| Data listing |
....

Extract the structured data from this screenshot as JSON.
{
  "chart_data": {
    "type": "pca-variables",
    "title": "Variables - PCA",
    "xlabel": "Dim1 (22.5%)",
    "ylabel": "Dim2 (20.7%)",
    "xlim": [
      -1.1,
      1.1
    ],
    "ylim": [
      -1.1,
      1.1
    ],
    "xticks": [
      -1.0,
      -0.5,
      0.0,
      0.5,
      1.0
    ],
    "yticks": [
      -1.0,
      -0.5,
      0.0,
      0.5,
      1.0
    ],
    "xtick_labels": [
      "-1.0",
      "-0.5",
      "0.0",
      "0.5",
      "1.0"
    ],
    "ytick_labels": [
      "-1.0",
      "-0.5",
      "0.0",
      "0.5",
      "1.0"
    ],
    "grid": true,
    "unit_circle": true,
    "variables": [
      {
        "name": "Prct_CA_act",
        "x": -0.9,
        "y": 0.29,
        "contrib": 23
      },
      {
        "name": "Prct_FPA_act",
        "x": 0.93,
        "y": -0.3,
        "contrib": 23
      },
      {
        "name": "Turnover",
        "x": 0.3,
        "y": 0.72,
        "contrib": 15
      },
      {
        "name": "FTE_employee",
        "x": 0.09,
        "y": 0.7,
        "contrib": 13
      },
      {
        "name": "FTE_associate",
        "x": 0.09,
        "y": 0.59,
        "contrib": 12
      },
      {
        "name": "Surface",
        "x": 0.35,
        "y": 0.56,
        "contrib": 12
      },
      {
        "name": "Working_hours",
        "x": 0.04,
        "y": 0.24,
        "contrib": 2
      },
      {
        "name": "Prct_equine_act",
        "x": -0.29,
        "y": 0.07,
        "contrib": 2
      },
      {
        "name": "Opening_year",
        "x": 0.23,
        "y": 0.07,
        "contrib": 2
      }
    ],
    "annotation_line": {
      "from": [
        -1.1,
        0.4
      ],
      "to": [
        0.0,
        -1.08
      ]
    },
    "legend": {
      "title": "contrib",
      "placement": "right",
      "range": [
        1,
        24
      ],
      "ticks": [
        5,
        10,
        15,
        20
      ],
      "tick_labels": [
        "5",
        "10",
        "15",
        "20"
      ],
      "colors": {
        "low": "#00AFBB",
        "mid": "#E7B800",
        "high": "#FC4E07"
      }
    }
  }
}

....

Exactly reproduce every line found in the records.

| Response to the exercise |
Extract the structured data from this screenshot as JSON.
{
  "chart_data": {
    "type": "pca-variables",
    "title": "Variables - PCA",
    "xlabel": "Dim1 (22.5%)",
    "ylabel": "Dim2 (20.7%)",
    "xlim": [
      -1.1,
      1.1
    ],
    "ylim": [
      -1.1,
      1.1
    ],
    "xticks": [
      -1.0,
      -0.5,
      0.0,
      0.5,
      1.0
    ],
    "yticks": [
      -1.0,
      -0.5,
      0.0,
      0.5,
      1.0
    ],
    "xtick_labels": [
      "-1.0",
      "-0.5",
      "0.0",
      "0.5",
      "1.0"
    ],
    "ytick_labels": [
      "-1.0",
      "-0.5",
      "0.0",
      "0.5",
      "1.0"
    ],
    "grid": true,
    "unit_circle": true,
    "variables": [
      {
        "name": "Prct_CA_act",
        "x": -0.9,
        "y": 0.29,
        "contrib": 23
      },
      {
        "name": "Prct_FPA_act",
        "x": 0.93,
        "y": -0.3,
        "contrib": 23
      },
      {
        "name": "Turnover",
        "x": 0.3,
        "y": 0.72,
        "contrib": 15
      },
      {
        "name": "FTE_employee",
        "x": 0.09,
        "y": 0.7,
        "contrib": 13
      },
      {
        "name": "FTE_associate",
        "x": 0.09,
        "y": 0.59,
        "contrib": 12
      },
      {
        "name": "Surface",
        "x": 0.35,
        "y": 0.56,
        "contrib": 12
      },
      {
        "name": "Working_hours",
        "x": 0.04,
        "y": 0.24,
        "contrib": 2
      },
      {
        "name": "Prct_equine_act",
        "x": -0.29,
        "y": 0.07,
        "contrib": 2
      },
      {
        "name": "Opening_year",
        "x": 0.23,
        "y": 0.07,
        "contrib": 2
      }
    ],
    "annotation_line": {
      "from": [
        -1.1,
        0.4
      ],
      "to": [
        0.0,
        -1.08
      ]
    },
    "legend": {
      "title": "contrib",
      "placement": "right",
      "range": [
        1,
        24
      ],
      "ticks": [
        5,
        10,
        15,
        20
      ],
      "tick_labels": [
        "5",
        "10",
        "15",
        "20"
      ],
      "colors": {
        "low": "#00AFBB",
        "mid": "#E7B800",
        "high": "#FC4E07"
      }
    }
  }
}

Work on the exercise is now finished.